■ **WHAT TO PRODUCE**: Scan the entries below. List each line with "constitué".

■ **MATERIAL FOR THE TASK**:

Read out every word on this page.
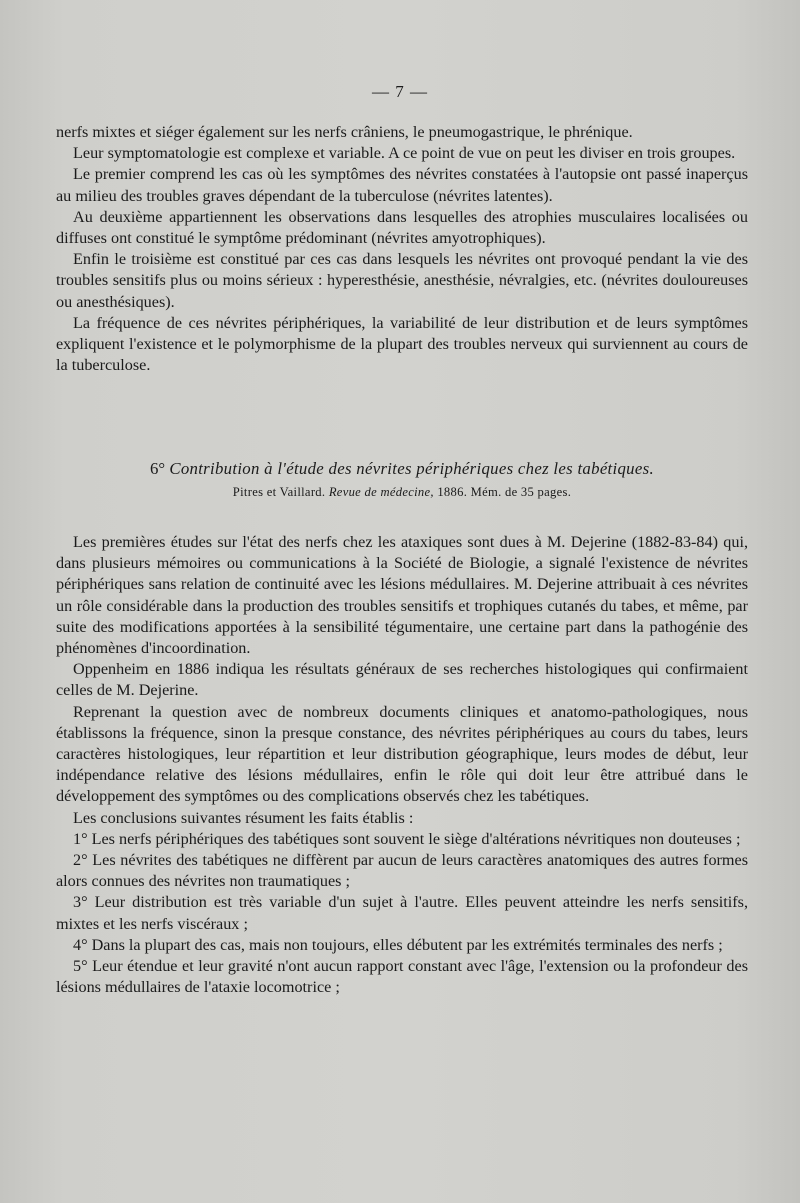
— 7 —

nerfs mixtes et siéger également sur les nerfs crâniens, le pneumogastrique, le phrénique.

Leur symptomatologie est complexe et variable. A ce point de vue on peut les diviser en trois groupes.

Le premier comprend les cas où les symptômes des névrites constatées à l'autopsie ont passé inaperçus au milieu des troubles graves dépendant de la tuberculose (névrites latentes).

Au deuxième appartiennent les observations dans lesquelles des atrophies musculaires localisées ou diffuses ont constitué le symptôme prédominant (névrites amyotrophiques).

Enfin le troisième est constitué par ces cas dans lesquels les névrites ont provoqué pendant la vie des troubles sensitifs plus ou moins sérieux : hyperesthésie, anesthésie, névralgies, etc. (névrites douloureuses ou anesthésiques).

La fréquence de ces névrites périphériques, la variabilité de leur distribution et de leurs symptômes expliquent l'existence et le polymorphisme de la plupart des troubles nerveux qui surviennent au cours de la tuberculose.

6° Contribution à l'étude des névrites périphériques chez les tabétiques.
Pitres et Vaillard. Revue de médecine, 1886. Mém. de 35 pages.

Les premières études sur l'état des nerfs chez les ataxiques sont dues à M. Dejerine (1882-83-84) qui, dans plusieurs mémoires ou communications à la Société de Biologie, a signalé l'existence de névrites périphériques sans relation de continuité avec les lésions médullaires. M. Dejerine attribuait à ces névrites un rôle considérable dans la production des troubles sensitifs et trophiques cutanés du tabes, et même, par suite des modifications apportées à la sensibilité tégumentaire, une certaine part dans la pathogénie des phénomènes d'incoordination.

Oppenheim en 1886 indiqua les résultats généraux de ses recherches histologiques qui confirmaient celles de M. Dejerine.

Reprenant la question avec de nombreux documents cliniques et anatomo-pathologiques, nous établissons la fréquence, sinon la presque constance, des névrites périphériques au cours du tabes, leurs caractères histologiques, leur répartition et leur distribution géographique, leurs modes de début, leur indépendance relative des lésions médullaires, enfin le rôle qui doit leur être attribué dans le développement des symptômes ou des complications observés chez les tabétiques.

Les conclusions suivantes résument les faits établis :

1° Les nerfs périphériques des tabétiques sont souvent le siège d'altérations névritiques non douteuses ;

2° Les névrites des tabétiques ne diffèrent par aucun de leurs caractères anatomiques des autres formes alors connues des névrites non traumatiques ;

3° Leur distribution est très variable d'un sujet à l'autre. Elles peuvent atteindre les nerfs sensitifs, mixtes et les nerfs viscéraux ;

4° Dans la plupart des cas, mais non toujours, elles débutent par les extrémités terminales des nerfs ;

5° Leur étendue et leur gravité n'ont aucun rapport constant avec l'âge, l'extension ou la profondeur des lésions médullaires de l'ataxie locomotrice ;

■ **SOLUTION TO THIS TASK**:
Au deuxième appartiennent les observations dans lesquelles des atrophies musculaires localisées ou diffuses ont constitué le symptôme prédominant (névrites amyotrophiques).
Enfin le troisième est constitué par ces cas dans lesquels les névrites ont provoqué pendant la vie des troubles sensitifs plus ou moins sérieux : hyperesthésie, anesthésie, névralgies, etc. (névrites douloureuses ou anesthésiques).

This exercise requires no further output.